Search the records for the word "Predicted" and report each line that has it.

# DATA EXTRACT
::::::

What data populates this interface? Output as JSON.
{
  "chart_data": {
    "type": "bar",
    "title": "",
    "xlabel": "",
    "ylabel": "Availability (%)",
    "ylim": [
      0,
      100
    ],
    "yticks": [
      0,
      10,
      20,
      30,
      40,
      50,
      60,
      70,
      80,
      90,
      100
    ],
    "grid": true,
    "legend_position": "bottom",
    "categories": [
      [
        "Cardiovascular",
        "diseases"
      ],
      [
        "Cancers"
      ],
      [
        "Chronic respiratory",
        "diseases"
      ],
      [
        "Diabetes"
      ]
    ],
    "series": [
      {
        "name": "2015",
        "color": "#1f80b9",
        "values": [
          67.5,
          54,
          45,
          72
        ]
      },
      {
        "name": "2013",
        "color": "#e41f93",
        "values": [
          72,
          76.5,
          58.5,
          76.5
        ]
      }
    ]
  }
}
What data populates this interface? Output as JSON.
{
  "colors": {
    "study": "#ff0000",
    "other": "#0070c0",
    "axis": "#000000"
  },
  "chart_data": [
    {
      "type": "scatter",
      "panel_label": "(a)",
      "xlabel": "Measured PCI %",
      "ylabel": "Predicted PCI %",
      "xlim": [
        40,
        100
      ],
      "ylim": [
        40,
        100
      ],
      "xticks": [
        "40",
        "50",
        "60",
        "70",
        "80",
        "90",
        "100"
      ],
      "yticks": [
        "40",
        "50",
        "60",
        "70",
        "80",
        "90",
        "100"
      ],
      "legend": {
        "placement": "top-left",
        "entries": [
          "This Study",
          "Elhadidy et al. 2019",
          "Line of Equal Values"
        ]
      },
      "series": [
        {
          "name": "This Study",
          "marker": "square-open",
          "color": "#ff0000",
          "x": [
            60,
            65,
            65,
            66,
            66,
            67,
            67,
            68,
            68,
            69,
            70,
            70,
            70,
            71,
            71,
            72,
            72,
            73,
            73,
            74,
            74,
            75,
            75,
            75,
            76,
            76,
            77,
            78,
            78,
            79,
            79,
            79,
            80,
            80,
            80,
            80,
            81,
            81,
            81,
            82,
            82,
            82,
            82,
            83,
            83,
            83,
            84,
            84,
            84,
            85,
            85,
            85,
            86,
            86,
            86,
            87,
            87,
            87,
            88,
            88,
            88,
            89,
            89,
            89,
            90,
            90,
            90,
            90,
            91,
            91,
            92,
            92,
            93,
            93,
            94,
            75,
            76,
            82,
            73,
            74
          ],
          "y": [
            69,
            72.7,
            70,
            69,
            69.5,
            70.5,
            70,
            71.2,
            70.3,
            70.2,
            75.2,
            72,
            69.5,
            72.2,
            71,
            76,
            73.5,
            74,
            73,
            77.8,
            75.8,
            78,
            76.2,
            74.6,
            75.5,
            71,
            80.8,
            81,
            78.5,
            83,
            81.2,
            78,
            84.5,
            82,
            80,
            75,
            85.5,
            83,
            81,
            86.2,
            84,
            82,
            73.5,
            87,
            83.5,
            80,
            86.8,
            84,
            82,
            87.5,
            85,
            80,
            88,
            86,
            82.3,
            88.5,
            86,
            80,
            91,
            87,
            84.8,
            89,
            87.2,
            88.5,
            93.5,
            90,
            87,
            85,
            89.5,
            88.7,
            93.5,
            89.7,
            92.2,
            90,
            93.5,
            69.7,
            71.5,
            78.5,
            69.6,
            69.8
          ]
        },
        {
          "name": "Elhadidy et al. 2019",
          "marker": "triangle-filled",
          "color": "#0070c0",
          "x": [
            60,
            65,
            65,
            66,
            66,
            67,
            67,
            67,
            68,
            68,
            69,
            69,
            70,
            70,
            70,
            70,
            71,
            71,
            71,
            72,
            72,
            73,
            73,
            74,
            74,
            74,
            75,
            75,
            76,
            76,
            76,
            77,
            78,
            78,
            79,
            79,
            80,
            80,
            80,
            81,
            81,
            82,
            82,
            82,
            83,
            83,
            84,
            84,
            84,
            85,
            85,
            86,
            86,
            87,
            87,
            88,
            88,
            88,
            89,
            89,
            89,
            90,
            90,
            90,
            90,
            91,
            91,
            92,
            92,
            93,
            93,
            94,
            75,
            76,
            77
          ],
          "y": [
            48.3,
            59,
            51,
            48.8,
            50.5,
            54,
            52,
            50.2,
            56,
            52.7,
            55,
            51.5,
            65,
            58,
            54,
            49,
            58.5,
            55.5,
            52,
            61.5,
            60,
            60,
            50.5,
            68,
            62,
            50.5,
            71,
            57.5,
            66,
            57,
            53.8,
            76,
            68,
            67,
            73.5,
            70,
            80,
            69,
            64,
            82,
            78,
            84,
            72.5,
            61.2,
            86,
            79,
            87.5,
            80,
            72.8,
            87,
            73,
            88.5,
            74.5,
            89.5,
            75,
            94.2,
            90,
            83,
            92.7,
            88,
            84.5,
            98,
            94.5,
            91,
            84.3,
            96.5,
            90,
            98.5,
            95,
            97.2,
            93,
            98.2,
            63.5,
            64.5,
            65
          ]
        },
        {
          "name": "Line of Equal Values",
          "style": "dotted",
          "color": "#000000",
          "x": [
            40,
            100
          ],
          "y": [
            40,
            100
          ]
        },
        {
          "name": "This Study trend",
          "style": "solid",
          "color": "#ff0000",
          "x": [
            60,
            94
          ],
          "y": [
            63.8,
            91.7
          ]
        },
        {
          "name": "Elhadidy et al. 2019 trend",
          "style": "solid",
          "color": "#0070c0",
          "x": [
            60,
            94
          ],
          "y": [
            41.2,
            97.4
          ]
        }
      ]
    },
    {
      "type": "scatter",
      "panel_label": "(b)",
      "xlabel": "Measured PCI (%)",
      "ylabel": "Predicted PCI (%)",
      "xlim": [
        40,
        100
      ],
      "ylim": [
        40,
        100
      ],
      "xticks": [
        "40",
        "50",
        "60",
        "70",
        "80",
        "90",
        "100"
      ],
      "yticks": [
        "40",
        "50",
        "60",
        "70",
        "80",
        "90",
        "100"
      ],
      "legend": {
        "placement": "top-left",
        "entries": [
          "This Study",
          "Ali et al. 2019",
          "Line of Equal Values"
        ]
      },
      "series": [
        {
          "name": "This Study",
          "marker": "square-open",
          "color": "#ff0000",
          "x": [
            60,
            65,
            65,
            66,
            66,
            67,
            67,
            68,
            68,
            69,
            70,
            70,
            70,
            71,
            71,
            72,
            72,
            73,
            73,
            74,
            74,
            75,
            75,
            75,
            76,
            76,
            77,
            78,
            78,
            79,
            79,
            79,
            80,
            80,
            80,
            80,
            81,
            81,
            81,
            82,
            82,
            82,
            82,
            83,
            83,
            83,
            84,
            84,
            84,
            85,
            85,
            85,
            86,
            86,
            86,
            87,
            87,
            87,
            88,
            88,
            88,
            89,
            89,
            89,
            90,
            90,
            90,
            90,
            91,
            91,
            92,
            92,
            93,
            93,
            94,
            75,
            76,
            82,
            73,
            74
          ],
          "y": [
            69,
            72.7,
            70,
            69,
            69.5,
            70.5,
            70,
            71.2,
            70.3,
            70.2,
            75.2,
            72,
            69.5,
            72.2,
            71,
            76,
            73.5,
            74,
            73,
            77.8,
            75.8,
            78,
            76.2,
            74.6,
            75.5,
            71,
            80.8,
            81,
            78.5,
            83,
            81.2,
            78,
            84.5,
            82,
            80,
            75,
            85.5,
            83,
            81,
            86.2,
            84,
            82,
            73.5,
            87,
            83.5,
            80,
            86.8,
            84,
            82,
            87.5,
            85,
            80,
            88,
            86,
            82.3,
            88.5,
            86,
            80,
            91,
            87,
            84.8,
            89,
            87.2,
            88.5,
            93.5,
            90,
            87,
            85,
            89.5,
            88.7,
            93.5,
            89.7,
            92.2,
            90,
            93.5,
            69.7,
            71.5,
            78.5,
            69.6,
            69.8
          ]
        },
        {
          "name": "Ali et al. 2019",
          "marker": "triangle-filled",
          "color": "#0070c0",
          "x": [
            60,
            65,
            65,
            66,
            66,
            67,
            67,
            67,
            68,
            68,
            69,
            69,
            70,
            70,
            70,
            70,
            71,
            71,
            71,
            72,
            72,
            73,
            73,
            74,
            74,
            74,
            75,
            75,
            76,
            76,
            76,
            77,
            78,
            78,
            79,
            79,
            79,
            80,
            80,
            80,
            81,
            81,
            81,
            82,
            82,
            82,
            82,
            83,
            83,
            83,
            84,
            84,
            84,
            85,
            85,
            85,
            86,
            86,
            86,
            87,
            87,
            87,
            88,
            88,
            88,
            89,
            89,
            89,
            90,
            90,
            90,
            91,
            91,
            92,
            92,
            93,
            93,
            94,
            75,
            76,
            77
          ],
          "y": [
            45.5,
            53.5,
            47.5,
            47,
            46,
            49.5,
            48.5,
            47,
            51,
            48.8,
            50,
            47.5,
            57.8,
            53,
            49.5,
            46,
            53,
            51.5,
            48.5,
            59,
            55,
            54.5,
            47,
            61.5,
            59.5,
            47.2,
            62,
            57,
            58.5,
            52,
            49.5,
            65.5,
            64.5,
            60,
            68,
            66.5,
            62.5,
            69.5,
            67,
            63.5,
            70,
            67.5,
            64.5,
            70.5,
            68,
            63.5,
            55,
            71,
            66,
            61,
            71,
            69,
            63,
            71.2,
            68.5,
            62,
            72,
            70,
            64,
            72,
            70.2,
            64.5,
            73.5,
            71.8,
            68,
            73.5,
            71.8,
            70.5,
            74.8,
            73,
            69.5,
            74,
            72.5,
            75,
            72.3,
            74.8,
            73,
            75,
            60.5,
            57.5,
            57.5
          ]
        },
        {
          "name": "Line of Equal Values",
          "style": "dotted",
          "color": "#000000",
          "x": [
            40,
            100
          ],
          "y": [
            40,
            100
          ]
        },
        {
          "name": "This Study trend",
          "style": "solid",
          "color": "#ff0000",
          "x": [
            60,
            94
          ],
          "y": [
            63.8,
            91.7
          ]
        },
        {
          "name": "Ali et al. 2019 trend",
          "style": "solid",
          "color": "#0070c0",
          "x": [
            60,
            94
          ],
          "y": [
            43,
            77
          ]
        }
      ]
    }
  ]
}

::::::

# COMPLETED EXERCISE
      "ylabel": "Predicted PCI %",
      "ylabel": "Predicted PCI (%)",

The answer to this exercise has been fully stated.